Exercise —
Make an exact copy of all the data.

[BEGIN Entries shown]

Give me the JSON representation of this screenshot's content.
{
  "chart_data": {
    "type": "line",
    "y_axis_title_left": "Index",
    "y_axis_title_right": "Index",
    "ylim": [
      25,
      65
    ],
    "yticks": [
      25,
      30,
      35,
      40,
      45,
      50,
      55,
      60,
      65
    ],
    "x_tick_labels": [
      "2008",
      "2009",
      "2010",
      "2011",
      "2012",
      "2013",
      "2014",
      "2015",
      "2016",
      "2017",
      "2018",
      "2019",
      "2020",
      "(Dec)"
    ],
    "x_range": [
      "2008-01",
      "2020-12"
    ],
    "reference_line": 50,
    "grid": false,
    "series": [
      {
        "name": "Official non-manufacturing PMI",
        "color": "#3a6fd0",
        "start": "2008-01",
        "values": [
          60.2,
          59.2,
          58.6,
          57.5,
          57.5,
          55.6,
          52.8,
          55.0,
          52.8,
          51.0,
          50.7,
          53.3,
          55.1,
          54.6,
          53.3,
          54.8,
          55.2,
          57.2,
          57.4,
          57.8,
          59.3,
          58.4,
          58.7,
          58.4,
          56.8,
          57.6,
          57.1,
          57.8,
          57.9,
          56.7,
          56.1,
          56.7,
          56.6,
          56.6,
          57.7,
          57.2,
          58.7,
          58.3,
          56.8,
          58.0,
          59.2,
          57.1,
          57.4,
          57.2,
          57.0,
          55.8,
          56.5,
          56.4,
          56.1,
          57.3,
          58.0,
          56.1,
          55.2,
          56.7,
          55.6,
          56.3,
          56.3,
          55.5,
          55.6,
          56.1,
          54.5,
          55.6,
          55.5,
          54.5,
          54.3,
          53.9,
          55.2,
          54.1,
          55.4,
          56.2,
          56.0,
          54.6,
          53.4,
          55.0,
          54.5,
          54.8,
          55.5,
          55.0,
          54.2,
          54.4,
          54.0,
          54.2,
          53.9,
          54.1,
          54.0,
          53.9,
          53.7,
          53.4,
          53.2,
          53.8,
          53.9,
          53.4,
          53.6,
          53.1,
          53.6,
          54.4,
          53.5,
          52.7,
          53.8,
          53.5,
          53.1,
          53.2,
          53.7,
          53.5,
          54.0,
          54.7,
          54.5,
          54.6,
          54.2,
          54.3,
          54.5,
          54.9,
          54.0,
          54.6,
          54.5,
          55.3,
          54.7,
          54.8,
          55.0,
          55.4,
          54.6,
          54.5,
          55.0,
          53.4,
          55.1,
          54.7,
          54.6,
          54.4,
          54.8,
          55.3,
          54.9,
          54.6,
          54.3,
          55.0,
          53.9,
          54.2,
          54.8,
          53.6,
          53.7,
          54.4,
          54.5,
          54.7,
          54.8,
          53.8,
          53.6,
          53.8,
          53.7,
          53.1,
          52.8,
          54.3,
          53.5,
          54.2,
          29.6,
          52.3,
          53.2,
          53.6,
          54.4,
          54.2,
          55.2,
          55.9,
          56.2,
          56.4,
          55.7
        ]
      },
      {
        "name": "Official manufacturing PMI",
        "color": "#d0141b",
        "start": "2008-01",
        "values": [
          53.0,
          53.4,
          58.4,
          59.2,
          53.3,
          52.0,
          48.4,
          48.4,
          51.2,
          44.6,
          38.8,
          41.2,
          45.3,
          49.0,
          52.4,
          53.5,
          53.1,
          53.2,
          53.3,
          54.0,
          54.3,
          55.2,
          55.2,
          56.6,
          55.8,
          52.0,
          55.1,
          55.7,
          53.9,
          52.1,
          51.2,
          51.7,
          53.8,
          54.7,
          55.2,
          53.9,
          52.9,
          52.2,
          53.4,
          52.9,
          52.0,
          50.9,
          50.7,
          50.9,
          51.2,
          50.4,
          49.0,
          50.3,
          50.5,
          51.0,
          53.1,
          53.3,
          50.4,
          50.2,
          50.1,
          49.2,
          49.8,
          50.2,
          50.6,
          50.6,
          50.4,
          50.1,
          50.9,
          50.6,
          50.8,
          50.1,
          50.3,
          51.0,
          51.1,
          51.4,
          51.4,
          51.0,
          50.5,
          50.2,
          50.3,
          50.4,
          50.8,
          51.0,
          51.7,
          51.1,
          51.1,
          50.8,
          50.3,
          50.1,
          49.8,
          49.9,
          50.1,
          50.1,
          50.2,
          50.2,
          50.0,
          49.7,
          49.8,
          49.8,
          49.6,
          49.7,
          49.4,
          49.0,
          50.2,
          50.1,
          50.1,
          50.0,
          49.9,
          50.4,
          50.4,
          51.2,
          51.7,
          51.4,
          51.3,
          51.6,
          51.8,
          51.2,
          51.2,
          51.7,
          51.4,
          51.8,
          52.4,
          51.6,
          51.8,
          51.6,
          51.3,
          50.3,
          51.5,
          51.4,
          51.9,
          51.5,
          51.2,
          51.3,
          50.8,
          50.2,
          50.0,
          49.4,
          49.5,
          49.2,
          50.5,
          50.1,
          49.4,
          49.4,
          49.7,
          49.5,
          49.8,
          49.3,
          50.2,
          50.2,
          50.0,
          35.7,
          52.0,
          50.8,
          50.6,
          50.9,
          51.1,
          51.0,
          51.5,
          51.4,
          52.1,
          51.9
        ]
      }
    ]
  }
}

[END Entries shown]

Correct result —
Give me the JSON representation of this screenshot's content.
{
  "chart_data": {
    "type": "line",
    "y_axis_title_left": "Index",
    "y_axis_title_right": "Index",
    "ylim": [
      25,
      65
    ],
    "yticks": [
      25,
      30,
      35,
      40,
      45,
      50,
      55,
      60,
      65
    ],
    "x_tick_labels": [
      "2008",
      "2009",
      "2010",
      "2011",
      "2012",
      "2013",
      "2014",
      "2015",
      "2016",
      "2017",
      "2018",
      "2019",
      "2020",
      "(Dec)"
    ],
    "x_range": [
      "2008-01",
      "2020-12"
    ],
    "reference_line": 50,
    "grid": false,
    "series": [
      {
        "name": "Official non-manufacturing PMI",
        "color": "#3a6fd0",
        "start": "2008-01",
        "values": [
          60.2,
          59.2,
          58.6,
          57.5,
          57.5,
          55.6,
          52.8,
          55.0,
          52.8,
          51.0,
          50.7,
          53.3,
          55.1,
          54.6,
          53.3,
          54.8,
          55.2,
          57.2,
          57.4,
          57.8,
          59.3,
          58.4,
          58.7,
          58.4,
          56.8,
          57.6,
          57.1,
          57.8,
          57.9,
          56.7,
          56.1,
          56.7,
          56.6,
          56.6,
          57.7,
          57.2,
          58.7,
          58.3,
          56.8,
          58.0,
          59.2,
          57.1,
          57.4,
          57.2,
          57.0,
          55.8,
          56.5,
          56.4,
          56.1,
          57.3,
          58.0,
          56.1,
          55.2,
          56.7,
          55.6,
          56.3,
          56.3,
          55.5,
          55.6,
          56.1,
          54.5,
          55.6,
          55.5,
          54.5,
          54.3,
          53.9,
          55.2,
          54.1,
          55.4,
          56.2,
          56.0,
          54.6,
          53.4,
          55.0,
          54.5,
          54.8,
          55.5,
          55.0,
          54.2,
          54.4,
          54.0,
          54.2,
          53.9,
          54.1,
          54.0,
          53.9,
          53.7,
          53.4,
          53.2,
          53.8,
          53.9,
          53.4,
          53.6,
          53.1,
          53.6,
          54.4,
          53.5,
          52.7,
          53.8,
          53.5,
          53.1,
          53.2,
          53.7,
          53.5,
          54.0,
          54.7,
          54.5,
          54.6,
          54.2,
          54.3,
          54.5,
          54.9,
          54.0,
          54.6,
          54.5,
          55.3,
          54.7,
          54.8,
          55.0,
          55.4,
          54.6,
          54.5,
          55.0,
          53.4,
          55.1,
          54.7,
          54.6,
          54.4,
          54.8,
          55.3,
          54.9,
          54.6,
          54.3,
          55.0,
          53.9,
          54.2,
          54.8,
          53.6,
          53.7,
          54.4,
          54.5,
          54.7,
          54.8,
          53.8,
          53.6,
          53.8,
          53.7,
          53.1,
          52.8,
          54.3,
          53.5,
          54.2,
          29.6,
          52.3,
          53.2,
          53.6,
          54.4,
          54.2,
          55.2,
          55.9,
          56.2,
          56.4,
          55.7
        ]
      },
      {
        "name": "Official manufacturing PMI",
        "color": "#d0141b",
        "start": "2008-01",
        "values": [
          53.0,
          53.4,
          58.4,
          59.2,
          53.3,
          52.0,
          48.4,
          48.4,
          51.2,
          44.6,
          38.8,
          41.2,
          45.3,
          49.0,
          52.4,
          53.5,
          53.1,
          53.2,
          53.3,
          54.0,
          54.3,
          55.2,
          55.2,
          56.6,
          55.8,
          52.0,
          55.1,
          55.7,
          53.9,
          52.1,
          51.2,
          51.7,
          53.8,
          54.7,
          55.2,
          53.9,
          52.9,
          52.2,
          53.4,
          52.9,
          52.0,
          50.9,
          50.7,
          50.9,
          51.2,
          50.4,
          49.0,
          50.3,
          50.5,
          51.0,
          53.1,
          53.3,
          50.4,
          50.2,
          50.1,
          49.2,
          49.8,
          50.2,
          50.6,
          50.6,
          50.4,
          50.1,
          50.9,
          50.6,
          50.8,
          50.1,
          50.3,
          51.0,
          51.1,
          51.4,
          51.4,
          51.0,
          50.5,
          50.2,
          50.3,
          50.4,
          50.8,
          51.0,
          51.7,
          51.1,
          51.1,
          50.8,
          50.3,
          50.1,
          49.8,
          49.9,
          50.1,
          50.1,
          50.2,
          50.2,
          50.0,
          49.7,
          49.8,
          49.8,
          49.6,
          49.7,
          49.4,
          49.0,
          50.2,
          50.1,
          50.1,
          50.0,
          49.9,
          50.4,
          50.4,
          51.2,
          51.7,
          51.4,
          51.3,
          51.6,
          51.8,
          51.2,
          51.2,
          51.7,
          51.4,
          51.8,
          52.4,
          51.6,
          51.8,
          51.6,
          51.3,
          50.3,
          51.5,
          51.4,
          51.9,
          51.5,
          51.2,
          51.3,
          50.8,
          50.2,
          50.0,
          49.4,
          49.5,
          49.2,
          50.5,
          50.1,
          49.4,
          49.4,
          49.7,
          49.5,
          49.8,
          49.3,
          50.2,
          50.2,
          50.0,
          35.7,
          52.0,
          50.8,
          50.6,
          50.9,
          51.1,
          51.0,
          51.5,
          51.4,
          52.1,
          51.9
        ]
      }
    ]
  }
}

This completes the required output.